Required work - Reproduce every entry exactly, without alteration.

____

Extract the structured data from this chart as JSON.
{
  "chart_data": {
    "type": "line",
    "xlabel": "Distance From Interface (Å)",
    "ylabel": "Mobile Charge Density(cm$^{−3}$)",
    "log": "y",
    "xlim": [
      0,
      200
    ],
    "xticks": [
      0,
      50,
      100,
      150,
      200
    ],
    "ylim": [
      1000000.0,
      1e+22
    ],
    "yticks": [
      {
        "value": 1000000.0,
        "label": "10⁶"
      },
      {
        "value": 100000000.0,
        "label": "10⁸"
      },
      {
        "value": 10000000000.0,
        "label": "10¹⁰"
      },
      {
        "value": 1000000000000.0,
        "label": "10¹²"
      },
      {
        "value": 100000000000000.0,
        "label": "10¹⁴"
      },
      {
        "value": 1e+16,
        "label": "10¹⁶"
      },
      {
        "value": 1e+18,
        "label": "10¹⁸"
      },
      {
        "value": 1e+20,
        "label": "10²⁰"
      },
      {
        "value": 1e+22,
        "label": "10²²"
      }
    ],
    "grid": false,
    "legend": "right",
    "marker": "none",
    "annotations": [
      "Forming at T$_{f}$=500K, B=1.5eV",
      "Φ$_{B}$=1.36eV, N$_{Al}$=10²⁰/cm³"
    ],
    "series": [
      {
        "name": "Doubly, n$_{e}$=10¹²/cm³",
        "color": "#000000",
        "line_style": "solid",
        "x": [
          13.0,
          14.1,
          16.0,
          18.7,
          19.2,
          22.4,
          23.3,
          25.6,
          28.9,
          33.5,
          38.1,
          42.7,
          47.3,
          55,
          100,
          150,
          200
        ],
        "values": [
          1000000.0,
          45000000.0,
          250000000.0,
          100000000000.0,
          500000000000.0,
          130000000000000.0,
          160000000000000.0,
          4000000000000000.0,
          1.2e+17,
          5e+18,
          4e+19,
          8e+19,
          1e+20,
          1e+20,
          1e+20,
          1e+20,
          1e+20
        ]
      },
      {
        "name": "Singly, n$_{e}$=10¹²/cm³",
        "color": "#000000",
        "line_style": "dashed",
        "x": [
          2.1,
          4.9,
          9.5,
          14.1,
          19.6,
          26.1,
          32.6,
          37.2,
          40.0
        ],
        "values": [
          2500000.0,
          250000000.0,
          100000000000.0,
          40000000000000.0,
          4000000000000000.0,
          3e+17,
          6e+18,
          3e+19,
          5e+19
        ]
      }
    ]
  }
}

____

Full answer -
Extract the structured data from this chart as JSON.
{
  "chart_data": {
    "type": "line",
    "xlabel": "Distance From Interface (Å)",
    "ylabel": "Mobile Charge Density(cm$^{−3}$)",
    "log": "y",
    "xlim": [
      0,
      200
    ],
    "xticks": [
      0,
      50,
      100,
      150,
      200
    ],
    "ylim": [
      1000000.0,
      1e+22
    ],
    "yticks": [
      {
        "value": 1000000.0,
        "label": "10⁶"
      },
      {
        "value": 100000000.0,
        "label": "10⁸"
      },
      {
        "value": 10000000000.0,
        "label": "10¹⁰"
      },
      {
        "value": 1000000000000.0,
        "label": "10¹²"
      },
      {
        "value": 100000000000000.0,
        "label": "10¹⁴"
      },
      {
        "value": 1e+16,
        "label": "10¹⁶"
      },
      {
        "value": 1e+18,
        "label": "10¹⁸"
      },
      {
        "value": 1e+20,
        "label": "10²⁰"
      },
      {
        "value": 1e+22,
        "label": "10²²"
      }
    ],
    "grid": false,
    "legend": "right",
    "marker": "none",
    "annotations": [
      "Forming at T$_{f}$=500K, B=1.5eV",
      "Φ$_{B}$=1.36eV, N$_{Al}$=10²⁰/cm³"
    ],
    "series": [
      {
        "name": "Doubly, n$_{e}$=10¹²/cm³",
        "color": "#000000",
        "line_style": "solid",
        "x": [
          13.0,
          14.1,
          16.0,
          18.7,
          19.2,
          22.4,
          23.3,
          25.6,
          28.9,
          33.5,
          38.1,
          42.7,
          47.3,
          55,
          100,
          150,
          200
        ],
        "values": [
          1000000.0,
          45000000.0,
          250000000.0,
          100000000000.0,
          500000000000.0,
          130000000000000.0,
          160000000000000.0,
          4000000000000000.0,
          1.2e+17,
          5e+18,
          4e+19,
          8e+19,
          1e+20,
          1e+20,
          1e+20,
          1e+20,
          1e+20
        ]
      },
      {
        "name": "Singly, n$_{e}$=10¹²/cm³",
        "color": "#000000",
        "line_style": "dashed",
        "x": [
          2.1,
          4.9,
          9.5,
          14.1,
          19.6,
          26.1,
          32.6,
          37.2,
          40.0
        ],
        "values": [
          2500000.0,
          250000000.0,
          100000000000.0,
          40000000000000.0,
          4000000000000000.0,
          3e+17,
          6e+18,
          3e+19,
          5e+19
        ]
      }
    ]
  }
}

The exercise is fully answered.